*Collected data entries:*
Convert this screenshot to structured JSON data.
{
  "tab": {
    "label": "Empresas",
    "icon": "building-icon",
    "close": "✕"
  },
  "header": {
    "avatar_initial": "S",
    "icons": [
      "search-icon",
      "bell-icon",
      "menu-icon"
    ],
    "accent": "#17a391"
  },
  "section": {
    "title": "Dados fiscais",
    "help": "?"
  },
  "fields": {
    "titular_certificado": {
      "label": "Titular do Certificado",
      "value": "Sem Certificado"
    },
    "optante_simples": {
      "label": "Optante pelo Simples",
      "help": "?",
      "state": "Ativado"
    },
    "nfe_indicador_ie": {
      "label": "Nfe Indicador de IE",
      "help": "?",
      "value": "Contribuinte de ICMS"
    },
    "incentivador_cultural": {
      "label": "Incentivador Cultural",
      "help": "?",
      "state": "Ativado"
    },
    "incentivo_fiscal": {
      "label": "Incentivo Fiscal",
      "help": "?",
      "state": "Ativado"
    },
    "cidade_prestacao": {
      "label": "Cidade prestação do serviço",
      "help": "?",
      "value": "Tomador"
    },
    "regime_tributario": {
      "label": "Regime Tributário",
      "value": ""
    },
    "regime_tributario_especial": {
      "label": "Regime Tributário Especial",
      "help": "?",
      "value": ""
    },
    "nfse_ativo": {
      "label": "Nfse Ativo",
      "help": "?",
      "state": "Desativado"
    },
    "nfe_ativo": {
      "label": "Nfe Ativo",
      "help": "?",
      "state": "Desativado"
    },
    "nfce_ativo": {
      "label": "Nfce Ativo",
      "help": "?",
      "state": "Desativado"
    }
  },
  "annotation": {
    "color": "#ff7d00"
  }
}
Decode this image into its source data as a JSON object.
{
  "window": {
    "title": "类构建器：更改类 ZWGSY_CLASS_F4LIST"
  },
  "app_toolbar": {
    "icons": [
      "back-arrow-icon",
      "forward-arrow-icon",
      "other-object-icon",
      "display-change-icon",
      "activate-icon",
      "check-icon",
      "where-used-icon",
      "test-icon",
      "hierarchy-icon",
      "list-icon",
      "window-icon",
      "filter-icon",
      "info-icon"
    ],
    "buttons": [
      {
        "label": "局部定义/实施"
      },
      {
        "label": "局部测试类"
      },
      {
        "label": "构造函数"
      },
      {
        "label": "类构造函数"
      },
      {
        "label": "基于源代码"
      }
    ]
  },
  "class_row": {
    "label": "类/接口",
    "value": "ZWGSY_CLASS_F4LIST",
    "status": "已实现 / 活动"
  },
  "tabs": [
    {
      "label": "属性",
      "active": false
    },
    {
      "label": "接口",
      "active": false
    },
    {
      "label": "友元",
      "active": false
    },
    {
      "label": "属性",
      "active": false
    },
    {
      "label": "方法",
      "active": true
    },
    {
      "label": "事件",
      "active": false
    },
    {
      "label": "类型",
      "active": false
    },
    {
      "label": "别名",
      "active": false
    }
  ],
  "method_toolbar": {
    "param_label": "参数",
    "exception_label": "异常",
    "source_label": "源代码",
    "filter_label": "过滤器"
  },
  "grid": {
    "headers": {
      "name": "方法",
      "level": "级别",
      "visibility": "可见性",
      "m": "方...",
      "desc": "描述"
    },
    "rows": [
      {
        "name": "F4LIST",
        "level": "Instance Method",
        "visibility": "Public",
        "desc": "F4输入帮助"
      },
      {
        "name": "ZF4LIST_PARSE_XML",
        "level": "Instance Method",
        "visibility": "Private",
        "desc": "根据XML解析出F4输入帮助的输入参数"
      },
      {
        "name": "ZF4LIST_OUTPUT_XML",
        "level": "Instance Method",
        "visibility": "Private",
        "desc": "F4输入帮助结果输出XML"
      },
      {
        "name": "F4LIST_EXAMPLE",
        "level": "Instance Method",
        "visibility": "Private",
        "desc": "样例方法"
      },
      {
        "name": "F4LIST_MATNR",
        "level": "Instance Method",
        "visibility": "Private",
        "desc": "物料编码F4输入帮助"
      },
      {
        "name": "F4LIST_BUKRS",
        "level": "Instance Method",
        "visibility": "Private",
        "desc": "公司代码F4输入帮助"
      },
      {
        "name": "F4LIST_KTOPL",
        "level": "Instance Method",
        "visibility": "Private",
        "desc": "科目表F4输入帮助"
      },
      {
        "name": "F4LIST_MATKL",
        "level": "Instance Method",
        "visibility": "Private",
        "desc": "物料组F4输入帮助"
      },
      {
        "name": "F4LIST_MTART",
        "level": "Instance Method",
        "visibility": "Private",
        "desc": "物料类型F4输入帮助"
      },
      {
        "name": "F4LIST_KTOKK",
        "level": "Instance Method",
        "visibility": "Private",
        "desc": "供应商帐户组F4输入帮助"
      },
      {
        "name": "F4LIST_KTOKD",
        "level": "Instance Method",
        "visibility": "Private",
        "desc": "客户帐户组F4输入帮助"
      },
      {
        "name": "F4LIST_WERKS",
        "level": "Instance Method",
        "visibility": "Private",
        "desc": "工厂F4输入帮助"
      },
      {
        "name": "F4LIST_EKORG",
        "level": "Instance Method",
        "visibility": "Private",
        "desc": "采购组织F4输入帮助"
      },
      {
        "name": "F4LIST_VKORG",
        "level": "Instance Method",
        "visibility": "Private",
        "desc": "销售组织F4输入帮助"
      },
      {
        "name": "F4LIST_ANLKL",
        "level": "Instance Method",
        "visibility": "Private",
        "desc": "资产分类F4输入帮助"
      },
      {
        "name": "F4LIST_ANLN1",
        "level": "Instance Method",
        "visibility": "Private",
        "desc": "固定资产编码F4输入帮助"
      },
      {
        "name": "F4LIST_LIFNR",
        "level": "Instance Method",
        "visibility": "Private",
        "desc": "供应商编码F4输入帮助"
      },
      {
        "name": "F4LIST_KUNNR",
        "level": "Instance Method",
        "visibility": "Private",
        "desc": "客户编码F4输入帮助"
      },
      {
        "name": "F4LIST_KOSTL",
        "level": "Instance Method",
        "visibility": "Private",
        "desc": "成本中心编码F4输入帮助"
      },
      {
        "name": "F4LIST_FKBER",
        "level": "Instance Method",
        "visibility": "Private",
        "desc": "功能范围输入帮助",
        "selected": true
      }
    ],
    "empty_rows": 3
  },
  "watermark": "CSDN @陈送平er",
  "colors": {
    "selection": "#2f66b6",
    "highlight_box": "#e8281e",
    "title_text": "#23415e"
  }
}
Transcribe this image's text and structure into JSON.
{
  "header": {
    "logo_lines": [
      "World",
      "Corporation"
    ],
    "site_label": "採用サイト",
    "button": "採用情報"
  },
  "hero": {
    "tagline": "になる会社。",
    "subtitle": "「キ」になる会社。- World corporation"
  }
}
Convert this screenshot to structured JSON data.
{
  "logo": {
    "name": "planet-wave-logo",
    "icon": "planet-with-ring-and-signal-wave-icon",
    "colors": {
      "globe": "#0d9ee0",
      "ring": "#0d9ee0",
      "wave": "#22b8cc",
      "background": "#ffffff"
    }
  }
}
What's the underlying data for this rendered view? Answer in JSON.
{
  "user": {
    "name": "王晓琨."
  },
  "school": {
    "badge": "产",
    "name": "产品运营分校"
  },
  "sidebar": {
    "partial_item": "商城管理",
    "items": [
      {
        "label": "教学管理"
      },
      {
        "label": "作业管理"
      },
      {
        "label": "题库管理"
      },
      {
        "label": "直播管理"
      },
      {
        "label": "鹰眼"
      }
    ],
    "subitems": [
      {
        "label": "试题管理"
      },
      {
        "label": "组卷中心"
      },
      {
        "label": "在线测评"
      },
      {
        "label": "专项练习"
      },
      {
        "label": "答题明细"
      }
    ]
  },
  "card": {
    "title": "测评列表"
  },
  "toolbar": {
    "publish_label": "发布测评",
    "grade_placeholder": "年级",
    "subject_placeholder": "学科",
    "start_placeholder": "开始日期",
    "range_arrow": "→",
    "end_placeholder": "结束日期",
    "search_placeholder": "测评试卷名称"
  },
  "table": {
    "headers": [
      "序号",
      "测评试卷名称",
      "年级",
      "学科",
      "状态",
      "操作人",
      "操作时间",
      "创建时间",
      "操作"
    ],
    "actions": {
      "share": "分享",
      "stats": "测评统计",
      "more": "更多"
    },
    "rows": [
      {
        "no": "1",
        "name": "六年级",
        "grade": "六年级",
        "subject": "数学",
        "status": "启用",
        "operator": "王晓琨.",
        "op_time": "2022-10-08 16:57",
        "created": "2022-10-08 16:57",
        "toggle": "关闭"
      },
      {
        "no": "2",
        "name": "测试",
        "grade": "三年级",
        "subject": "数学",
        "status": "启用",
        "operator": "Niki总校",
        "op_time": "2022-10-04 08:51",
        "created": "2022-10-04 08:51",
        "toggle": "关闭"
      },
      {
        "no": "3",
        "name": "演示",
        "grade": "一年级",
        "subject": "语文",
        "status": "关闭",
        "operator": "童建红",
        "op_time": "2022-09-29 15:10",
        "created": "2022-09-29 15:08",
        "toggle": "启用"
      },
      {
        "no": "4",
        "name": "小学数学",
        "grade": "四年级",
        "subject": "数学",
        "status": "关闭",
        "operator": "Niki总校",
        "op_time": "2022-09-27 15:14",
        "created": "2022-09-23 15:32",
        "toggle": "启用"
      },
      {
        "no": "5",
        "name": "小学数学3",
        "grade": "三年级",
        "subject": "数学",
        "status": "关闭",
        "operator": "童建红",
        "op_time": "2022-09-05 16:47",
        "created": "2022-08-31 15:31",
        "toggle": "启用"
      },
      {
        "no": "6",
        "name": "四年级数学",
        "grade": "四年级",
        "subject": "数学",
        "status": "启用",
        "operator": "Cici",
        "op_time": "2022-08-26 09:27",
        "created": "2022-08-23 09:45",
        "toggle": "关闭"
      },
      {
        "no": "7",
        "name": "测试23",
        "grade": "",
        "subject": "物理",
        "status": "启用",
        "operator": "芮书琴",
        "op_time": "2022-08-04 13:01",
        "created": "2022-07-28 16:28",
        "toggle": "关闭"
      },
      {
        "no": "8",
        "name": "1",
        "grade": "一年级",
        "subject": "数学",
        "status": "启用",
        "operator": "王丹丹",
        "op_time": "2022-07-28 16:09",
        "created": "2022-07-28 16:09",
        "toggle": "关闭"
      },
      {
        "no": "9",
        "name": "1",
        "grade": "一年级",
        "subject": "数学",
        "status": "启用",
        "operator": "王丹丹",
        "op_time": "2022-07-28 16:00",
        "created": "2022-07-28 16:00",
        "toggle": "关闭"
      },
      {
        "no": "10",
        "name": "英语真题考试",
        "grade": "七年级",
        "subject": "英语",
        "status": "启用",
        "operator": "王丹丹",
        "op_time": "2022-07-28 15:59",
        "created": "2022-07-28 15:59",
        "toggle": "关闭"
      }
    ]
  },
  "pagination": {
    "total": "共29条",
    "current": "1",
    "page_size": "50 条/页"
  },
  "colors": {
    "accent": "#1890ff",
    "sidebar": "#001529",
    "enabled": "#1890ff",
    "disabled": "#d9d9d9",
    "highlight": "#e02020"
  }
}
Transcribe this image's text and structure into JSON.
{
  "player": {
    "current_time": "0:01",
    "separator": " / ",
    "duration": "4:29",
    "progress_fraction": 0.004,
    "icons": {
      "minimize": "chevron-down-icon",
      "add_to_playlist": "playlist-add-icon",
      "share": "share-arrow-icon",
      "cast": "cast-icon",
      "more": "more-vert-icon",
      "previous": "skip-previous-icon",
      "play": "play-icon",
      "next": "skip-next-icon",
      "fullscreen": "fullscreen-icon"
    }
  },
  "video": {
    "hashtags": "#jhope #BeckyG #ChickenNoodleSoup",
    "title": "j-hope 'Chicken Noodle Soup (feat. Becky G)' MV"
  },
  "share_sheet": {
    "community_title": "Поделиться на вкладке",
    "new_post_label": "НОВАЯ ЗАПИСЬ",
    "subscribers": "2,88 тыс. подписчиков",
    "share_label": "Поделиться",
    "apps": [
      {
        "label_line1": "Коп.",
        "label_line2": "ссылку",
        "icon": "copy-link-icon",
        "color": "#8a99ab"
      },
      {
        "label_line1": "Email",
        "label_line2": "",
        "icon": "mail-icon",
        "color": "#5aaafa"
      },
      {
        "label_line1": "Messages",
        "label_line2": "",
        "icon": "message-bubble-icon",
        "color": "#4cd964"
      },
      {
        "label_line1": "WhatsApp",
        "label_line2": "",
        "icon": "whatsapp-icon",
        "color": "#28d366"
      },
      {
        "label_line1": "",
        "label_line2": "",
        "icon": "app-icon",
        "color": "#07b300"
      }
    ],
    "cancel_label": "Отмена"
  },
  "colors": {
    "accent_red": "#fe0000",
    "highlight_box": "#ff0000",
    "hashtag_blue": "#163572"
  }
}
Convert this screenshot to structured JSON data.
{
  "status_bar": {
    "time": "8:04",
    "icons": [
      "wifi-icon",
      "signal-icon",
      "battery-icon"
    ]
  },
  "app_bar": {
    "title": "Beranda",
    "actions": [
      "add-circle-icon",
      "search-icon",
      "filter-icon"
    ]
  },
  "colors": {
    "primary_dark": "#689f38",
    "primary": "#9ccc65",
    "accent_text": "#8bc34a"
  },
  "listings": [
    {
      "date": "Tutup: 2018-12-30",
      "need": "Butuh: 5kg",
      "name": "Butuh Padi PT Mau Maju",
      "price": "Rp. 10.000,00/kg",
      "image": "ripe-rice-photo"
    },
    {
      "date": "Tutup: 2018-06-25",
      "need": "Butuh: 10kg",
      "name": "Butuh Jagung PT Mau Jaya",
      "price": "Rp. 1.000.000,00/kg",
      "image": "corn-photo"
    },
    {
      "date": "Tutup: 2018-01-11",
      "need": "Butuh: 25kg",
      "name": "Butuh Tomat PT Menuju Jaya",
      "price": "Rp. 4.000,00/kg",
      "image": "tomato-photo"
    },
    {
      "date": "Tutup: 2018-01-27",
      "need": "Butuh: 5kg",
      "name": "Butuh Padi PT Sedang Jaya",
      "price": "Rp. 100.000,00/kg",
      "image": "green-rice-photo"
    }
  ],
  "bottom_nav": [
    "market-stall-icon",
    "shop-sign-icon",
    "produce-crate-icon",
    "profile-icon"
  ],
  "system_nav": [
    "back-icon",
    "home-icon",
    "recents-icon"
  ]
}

*OBJECTIVE:* Copy out every line from the records that has the word "Tributário".

*WRITTEN ANSWER:*
      "label": "Regime Tributário",
      "label": "Regime Tributário Especial",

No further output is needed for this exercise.